Brief - Repeat what the lines below say, word for word, and skip every image.

Task material -
--------------------

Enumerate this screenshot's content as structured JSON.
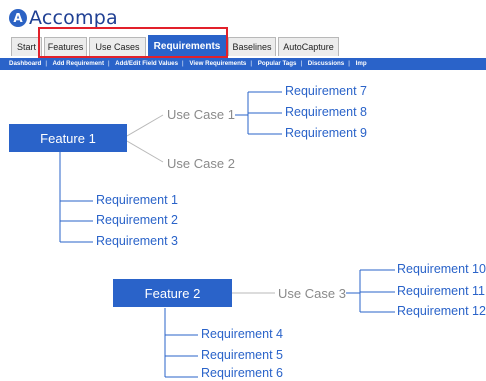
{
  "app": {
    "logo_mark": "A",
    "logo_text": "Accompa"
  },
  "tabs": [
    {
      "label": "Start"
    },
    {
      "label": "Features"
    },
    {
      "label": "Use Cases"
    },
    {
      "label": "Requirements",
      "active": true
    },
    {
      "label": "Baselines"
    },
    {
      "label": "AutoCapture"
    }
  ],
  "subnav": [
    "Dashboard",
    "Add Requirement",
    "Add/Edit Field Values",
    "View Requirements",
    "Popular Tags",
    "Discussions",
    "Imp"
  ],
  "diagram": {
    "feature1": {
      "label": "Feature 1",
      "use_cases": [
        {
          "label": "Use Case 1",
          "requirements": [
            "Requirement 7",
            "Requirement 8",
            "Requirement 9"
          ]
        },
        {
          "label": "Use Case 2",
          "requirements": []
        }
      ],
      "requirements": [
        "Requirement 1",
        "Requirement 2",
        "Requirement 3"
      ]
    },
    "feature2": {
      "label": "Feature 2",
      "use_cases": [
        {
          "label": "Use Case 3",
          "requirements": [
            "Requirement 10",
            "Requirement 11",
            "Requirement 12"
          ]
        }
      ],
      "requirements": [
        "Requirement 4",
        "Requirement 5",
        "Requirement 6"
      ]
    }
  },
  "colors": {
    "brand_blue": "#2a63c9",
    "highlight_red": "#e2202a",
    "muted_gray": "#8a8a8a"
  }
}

--------------------

Task output -
Enumerate this screenshot's content as structured JSON.
{
  "app": {
    "logo_mark": "A",
    "logo_text": "Accompa"
  },
  "tabs": [
    {
      "label": "Start"
    },
    {
      "label": "Features"
    },
    {
      "label": "Use Cases"
    },
    {
      "label": "Requirements",
      "active": true
    },
    {
      "label": "Baselines"
    },
    {
      "label": "AutoCapture"
    }
  ],
  "subnav": [
    "Dashboard",
    "Add Requirement",
    "Add/Edit Field Values",
    "View Requirements",
    "Popular Tags",
    "Discussions",
    "Imp"
  ],
  "diagram": {
    "feature1": {
      "label": "Feature 1",
      "use_cases": [
        {
          "label": "Use Case 1",
          "requirements": [
            "Requirement 7",
            "Requirement 8",
            "Requirement 9"
          ]
        },
        {
          "label": "Use Case 2",
          "requirements": []
        }
      ],
      "requirements": [
        "Requirement 1",
        "Requirement 2",
        "Requirement 3"
      ]
    },
    "feature2": {
      "label": "Feature 2",
      "use_cases": [
        {
          "label": "Use Case 3",
          "requirements": [
            "Requirement 10",
            "Requirement 11",
            "Requirement 12"
          ]
        }
      ],
      "requirements": [
        "Requirement 4",
        "Requirement 5",
        "Requirement 6"
      ]
    }
  },
  "colors": {
    "brand_blue": "#2a63c9",
    "highlight_red": "#e2202a",
    "muted_gray": "#8a8a8a"
  }
}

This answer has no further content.